Data entries:
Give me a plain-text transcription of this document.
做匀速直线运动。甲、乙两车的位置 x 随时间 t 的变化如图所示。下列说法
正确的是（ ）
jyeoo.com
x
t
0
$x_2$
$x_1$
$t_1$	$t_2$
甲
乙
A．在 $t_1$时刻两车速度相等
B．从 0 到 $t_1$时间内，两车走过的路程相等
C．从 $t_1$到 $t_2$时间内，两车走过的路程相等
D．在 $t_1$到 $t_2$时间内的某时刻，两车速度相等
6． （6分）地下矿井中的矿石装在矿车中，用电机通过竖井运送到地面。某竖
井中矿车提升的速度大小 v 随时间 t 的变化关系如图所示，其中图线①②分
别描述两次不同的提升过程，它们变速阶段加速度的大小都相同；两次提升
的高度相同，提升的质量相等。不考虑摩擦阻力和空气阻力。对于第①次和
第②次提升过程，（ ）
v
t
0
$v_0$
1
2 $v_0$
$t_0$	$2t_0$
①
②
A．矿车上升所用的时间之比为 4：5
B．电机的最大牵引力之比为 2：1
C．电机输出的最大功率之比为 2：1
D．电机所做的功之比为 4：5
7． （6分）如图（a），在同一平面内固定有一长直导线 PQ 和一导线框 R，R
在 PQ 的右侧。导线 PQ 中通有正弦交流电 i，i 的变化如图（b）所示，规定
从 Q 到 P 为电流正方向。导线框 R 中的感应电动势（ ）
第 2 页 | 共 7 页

What you will do:
The whole listing above needs to be written out again exactly.

Full answer:
Give me a plain-text transcription of this document.
做匀速直线运动。甲、乙两车的位置 x 随时间 t 的变化如图所示。下列说法
正确的是（ ）
jyeoo.com
x
t
0
$x_2$
$x_1$
$t_1$	$t_2$
甲
乙
A．在 $t_1$时刻两车速度相等
B．从 0 到 $t_1$时间内，两车走过的路程相等
C．从 $t_1$到 $t_2$时间内，两车走过的路程相等
D．在 $t_1$到 $t_2$时间内的某时刻，两车速度相等
6． （6分）地下矿井中的矿石装在矿车中，用电机通过竖井运送到地面。某竖
井中矿车提升的速度大小 v 随时间 t 的变化关系如图所示，其中图线①②分
别描述两次不同的提升过程，它们变速阶段加速度的大小都相同；两次提升
的高度相同，提升的质量相等。不考虑摩擦阻力和空气阻力。对于第①次和
第②次提升过程，（ ）
v
t
0
$v_0$
1
2 $v_0$
$t_0$	$2t_0$
①
②
A．矿车上升所用的时间之比为 4：5
B．电机的最大牵引力之比为 2：1
C．电机输出的最大功率之比为 2：1
D．电机所做的功之比为 4：5
7． （6分）如图（a），在同一平面内固定有一长直导线 PQ 和一导线框 R，R
在 PQ 的右侧。导线 PQ 中通有正弦交流电 i，i 的变化如图（b）所示，规定
从 Q 到 P 为电流正方向。导线框 R 中的感应电动势（ ）
第 2 页 | 共 7 页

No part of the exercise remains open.